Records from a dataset
········
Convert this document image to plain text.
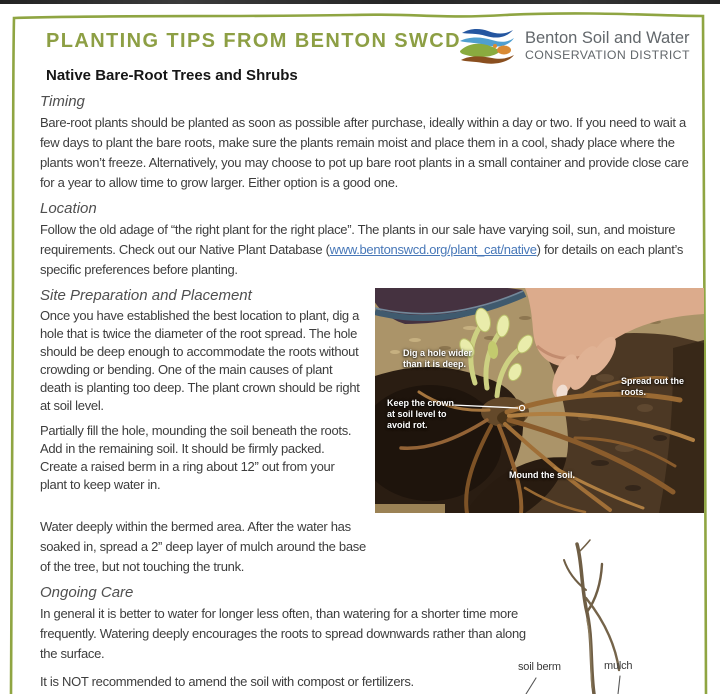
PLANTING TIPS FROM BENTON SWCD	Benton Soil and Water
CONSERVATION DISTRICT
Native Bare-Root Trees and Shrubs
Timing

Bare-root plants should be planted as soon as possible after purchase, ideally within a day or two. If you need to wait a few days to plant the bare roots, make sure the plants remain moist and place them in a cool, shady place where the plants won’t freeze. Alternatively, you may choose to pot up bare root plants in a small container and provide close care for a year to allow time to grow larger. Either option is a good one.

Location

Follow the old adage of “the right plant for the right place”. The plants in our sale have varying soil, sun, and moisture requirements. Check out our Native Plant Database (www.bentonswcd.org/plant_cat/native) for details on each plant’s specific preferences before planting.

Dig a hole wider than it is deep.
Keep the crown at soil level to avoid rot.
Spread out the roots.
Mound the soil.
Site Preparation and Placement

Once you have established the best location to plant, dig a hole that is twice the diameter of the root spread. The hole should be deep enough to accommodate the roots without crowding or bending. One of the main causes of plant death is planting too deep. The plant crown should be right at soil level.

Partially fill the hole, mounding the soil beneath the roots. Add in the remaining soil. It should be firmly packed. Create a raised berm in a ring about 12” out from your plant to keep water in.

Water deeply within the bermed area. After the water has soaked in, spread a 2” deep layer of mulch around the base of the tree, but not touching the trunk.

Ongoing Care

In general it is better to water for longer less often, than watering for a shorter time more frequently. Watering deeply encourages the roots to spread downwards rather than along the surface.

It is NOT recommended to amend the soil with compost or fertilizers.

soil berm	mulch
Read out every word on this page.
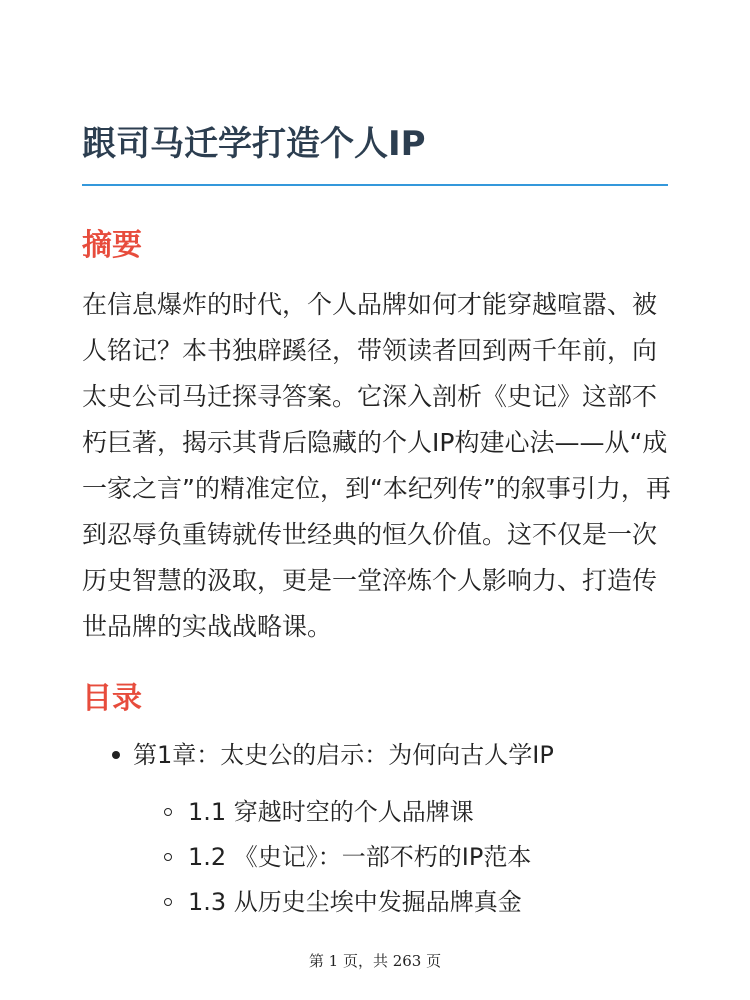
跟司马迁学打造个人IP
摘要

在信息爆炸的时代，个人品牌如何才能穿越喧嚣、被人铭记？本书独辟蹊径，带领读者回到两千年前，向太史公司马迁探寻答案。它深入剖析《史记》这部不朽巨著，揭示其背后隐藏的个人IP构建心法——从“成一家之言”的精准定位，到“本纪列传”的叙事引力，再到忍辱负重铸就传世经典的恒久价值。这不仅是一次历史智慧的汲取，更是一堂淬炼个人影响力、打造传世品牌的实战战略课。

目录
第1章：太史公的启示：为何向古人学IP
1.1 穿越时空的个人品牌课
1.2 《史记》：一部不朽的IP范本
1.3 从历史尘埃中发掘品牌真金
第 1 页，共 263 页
········
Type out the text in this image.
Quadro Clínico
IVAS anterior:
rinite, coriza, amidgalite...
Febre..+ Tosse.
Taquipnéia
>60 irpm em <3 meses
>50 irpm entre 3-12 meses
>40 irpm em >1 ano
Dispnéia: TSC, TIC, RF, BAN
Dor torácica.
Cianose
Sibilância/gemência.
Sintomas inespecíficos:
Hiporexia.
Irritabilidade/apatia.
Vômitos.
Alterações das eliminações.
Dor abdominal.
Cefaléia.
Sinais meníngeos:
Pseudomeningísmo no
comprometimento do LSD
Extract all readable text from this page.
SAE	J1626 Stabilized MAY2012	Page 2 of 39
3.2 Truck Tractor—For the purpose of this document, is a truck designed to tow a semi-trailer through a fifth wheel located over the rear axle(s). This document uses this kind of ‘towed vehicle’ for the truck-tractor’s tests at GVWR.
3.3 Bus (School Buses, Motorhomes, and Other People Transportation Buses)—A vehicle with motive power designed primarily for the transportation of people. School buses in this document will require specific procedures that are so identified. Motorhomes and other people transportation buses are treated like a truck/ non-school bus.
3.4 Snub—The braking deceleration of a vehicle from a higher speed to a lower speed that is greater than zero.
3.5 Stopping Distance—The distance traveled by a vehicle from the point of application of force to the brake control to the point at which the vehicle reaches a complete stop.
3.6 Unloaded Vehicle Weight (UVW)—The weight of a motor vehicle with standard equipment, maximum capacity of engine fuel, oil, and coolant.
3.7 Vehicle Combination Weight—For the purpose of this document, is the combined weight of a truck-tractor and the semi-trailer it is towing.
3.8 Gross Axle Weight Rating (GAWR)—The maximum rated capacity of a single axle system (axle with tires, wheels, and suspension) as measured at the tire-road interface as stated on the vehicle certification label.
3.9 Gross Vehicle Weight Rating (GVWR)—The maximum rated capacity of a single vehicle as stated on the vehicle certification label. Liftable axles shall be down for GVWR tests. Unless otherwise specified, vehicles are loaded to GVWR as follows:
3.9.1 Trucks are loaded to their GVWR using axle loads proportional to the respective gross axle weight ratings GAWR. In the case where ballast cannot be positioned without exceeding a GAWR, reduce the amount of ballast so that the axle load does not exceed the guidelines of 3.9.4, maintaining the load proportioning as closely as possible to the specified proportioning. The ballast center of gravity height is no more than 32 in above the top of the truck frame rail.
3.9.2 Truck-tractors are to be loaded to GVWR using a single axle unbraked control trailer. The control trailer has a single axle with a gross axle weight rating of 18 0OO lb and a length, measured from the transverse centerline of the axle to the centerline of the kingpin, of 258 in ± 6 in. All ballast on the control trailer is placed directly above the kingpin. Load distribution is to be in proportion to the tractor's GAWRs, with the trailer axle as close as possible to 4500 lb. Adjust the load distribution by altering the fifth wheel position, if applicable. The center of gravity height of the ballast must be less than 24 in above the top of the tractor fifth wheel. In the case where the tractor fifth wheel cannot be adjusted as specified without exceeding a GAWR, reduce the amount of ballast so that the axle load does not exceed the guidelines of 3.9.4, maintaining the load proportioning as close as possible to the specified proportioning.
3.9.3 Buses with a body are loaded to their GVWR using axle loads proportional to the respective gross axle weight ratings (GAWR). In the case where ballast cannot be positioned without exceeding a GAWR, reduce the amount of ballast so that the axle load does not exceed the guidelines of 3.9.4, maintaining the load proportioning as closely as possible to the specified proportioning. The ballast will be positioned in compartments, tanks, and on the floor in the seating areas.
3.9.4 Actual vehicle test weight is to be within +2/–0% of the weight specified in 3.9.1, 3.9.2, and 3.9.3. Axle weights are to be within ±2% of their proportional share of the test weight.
········
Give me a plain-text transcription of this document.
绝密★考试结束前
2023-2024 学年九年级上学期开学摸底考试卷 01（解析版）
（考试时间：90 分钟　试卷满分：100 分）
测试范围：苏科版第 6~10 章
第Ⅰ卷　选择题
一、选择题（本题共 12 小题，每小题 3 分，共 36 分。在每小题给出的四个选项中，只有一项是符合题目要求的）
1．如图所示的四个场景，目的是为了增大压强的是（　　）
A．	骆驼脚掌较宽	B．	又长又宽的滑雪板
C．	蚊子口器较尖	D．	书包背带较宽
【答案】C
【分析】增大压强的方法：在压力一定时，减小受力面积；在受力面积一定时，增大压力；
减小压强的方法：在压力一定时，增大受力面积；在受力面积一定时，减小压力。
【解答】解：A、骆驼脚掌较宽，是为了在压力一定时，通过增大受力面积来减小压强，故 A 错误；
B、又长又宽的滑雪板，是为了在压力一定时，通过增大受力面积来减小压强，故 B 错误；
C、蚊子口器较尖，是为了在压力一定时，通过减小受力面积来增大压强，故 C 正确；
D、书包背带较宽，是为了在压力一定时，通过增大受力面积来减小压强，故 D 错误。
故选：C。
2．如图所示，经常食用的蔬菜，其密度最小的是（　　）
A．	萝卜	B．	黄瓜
········
**What to work on**
List all lines holding the string "又长又宽的滑雪板".

**Result of this task**
A．	骆驼脚掌较宽	B．	又长又宽的滑雪板
B、又长又宽的滑雪板，是为了在压力一定时，通过增大受力面积来减小压强，故 B 错误；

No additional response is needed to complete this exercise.